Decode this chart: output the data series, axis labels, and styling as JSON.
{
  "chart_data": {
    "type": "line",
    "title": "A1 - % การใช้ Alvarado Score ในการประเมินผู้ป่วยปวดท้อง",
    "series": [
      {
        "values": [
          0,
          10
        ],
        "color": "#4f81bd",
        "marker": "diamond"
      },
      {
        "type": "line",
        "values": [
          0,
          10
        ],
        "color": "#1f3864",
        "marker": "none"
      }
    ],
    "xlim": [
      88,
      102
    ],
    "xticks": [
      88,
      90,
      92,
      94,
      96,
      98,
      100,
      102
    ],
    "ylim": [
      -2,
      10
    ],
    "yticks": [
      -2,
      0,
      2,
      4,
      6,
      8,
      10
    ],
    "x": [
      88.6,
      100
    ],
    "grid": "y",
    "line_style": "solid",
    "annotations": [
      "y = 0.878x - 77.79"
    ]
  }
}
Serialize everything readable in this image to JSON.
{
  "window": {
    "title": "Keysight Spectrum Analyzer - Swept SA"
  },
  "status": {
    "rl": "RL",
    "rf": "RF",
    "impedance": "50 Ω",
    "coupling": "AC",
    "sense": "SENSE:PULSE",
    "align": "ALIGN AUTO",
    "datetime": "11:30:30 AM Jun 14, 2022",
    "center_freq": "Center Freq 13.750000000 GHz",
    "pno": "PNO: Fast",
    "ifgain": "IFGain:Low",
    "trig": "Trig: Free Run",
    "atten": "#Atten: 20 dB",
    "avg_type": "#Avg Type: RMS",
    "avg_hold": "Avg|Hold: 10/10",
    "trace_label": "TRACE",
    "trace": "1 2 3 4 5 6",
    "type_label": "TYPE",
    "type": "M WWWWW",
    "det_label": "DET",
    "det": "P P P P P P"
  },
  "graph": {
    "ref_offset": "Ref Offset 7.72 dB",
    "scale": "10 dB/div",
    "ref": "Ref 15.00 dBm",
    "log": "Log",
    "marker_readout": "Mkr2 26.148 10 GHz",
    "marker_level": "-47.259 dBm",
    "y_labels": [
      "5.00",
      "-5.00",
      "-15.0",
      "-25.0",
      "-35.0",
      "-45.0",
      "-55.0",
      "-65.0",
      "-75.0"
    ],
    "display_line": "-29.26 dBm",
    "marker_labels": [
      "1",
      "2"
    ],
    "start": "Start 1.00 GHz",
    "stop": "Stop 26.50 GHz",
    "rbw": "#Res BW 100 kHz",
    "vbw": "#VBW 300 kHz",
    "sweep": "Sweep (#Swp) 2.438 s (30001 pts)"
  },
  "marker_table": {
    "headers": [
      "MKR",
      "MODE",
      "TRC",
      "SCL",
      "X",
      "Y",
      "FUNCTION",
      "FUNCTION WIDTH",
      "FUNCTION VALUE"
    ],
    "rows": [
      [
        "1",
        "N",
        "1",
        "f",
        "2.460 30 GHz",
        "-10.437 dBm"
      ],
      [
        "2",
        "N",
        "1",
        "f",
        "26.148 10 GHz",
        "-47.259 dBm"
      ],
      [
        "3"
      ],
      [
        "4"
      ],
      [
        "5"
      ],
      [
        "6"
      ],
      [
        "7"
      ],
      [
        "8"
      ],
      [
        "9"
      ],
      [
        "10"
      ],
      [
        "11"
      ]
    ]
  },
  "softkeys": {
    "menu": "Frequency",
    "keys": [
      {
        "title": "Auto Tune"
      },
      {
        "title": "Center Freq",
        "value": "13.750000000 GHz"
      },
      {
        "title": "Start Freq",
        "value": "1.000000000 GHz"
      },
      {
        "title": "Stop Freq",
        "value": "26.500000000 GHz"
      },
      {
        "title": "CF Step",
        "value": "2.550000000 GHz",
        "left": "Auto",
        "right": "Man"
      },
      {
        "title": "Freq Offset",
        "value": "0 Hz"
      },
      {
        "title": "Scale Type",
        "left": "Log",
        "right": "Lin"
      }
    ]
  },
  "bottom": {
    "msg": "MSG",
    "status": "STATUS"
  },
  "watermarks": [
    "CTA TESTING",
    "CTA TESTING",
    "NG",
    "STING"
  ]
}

========================

THE PROBLEM
Emit the records above again, exactly, with no line skipped.

WORKED SOLUTION
Decode this chart: output the data series, axis labels, and styling as JSON.
{
  "chart_data": {
    "type": "line",
    "title": "A1 - % การใช้ Alvarado Score ในการประเมินผู้ป่วยปวดท้อง",
    "series": [
      {
        "values": [
          0,
          10
        ],
        "color": "#4f81bd",
        "marker": "diamond"
      },
      {
        "type": "line",
        "values": [
          0,
          10
        ],
        "color": "#1f3864",
        "marker": "none"
      }
    ],
    "xlim": [
      88,
      102
    ],
    "xticks": [
      88,
      90,
      92,
      94,
      96,
      98,
      100,
      102
    ],
    "ylim": [
      -2,
      10
    ],
    "yticks": [
      -2,
      0,
      2,
      4,
      6,
      8,
      10
    ],
    "x": [
      88.6,
      100
    ],
    "grid": "y",
    "line_style": "solid",
    "annotations": [
      "y = 0.878x - 77.79"
    ]
  }
}
Serialize everything readable in this image to JSON.
{
  "window": {
    "title": "Keysight Spectrum Analyzer - Swept SA"
  },
  "status": {
    "rl": "RL",
    "rf": "RF",
    "impedance": "50 Ω",
    "coupling": "AC",
    "sense": "SENSE:PULSE",
    "align": "ALIGN AUTO",
    "datetime": "11:30:30 AM Jun 14, 2022",
    "center_freq": "Center Freq 13.750000000 GHz",
    "pno": "PNO: Fast",
    "ifgain": "IFGain:Low",
    "trig": "Trig: Free Run",
    "atten": "#Atten: 20 dB",
    "avg_type": "#Avg Type: RMS",
    "avg_hold": "Avg|Hold: 10/10",
    "trace_label": "TRACE",
    "trace": "1 2 3 4 5 6",
    "type_label": "TYPE",
    "type": "M WWWWW",
    "det_label": "DET",
    "det": "P P P P P P"
  },
  "graph": {
    "ref_offset": "Ref Offset 7.72 dB",
    "scale": "10 dB/div",
    "ref": "Ref 15.00 dBm",
    "log": "Log",
    "marker_readout": "Mkr2 26.148 10 GHz",
    "marker_level": "-47.259 dBm",
    "y_labels": [
      "5.00",
      "-5.00",
      "-15.0",
      "-25.0",
      "-35.0",
      "-45.0",
      "-55.0",
      "-65.0",
      "-75.0"
    ],
    "display_line": "-29.26 dBm",
    "marker_labels": [
      "1",
      "2"
    ],
    "start": "Start 1.00 GHz",
    "stop": "Stop 26.50 GHz",
    "rbw": "#Res BW 100 kHz",
    "vbw": "#VBW 300 kHz",
    "sweep": "Sweep (#Swp) 2.438 s (30001 pts)"
  },
  "marker_table": {
    "headers": [
      "MKR",
      "MODE",
      "TRC",
      "SCL",
      "X",
      "Y",
      "FUNCTION",
      "FUNCTION WIDTH",
      "FUNCTION VALUE"
    ],
    "rows": [
      [
        "1",
        "N",
        "1",
        "f",
        "2.460 30 GHz",
        "-10.437 dBm"
      ],
      [
        "2",
        "N",
        "1",
        "f",
        "26.148 10 GHz",
        "-47.259 dBm"
      ],
      [
        "3"
      ],
      [
        "4"
      ],
      [
        "5"
      ],
      [
        "6"
      ],
      [
        "7"
      ],
      [
        "8"
      ],
      [
        "9"
      ],
      [
        "10"
      ],
      [
        "11"
      ]
    ]
  },
  "softkeys": {
    "menu": "Frequency",
    "keys": [
      {
        "title": "Auto Tune"
      },
      {
        "title": "Center Freq",
        "value": "13.750000000 GHz"
      },
      {
        "title": "Start Freq",
        "value": "1.000000000 GHz"
      },
      {
        "title": "Stop Freq",
        "value": "26.500000000 GHz"
      },
      {
        "title": "CF Step",
        "value": "2.550000000 GHz",
        "left": "Auto",
        "right": "Man"
      },
      {
        "title": "Freq Offset",
        "value": "0 Hz"
      },
      {
        "title": "Scale Type",
        "left": "Log",
        "right": "Lin"
      }
    ]
  },
  "bottom": {
    "msg": "MSG",
    "status": "STATUS"
  },
  "watermarks": [
    "CTA TESTING",
    "CTA TESTING",
    "NG",
    "STING"
  ]
}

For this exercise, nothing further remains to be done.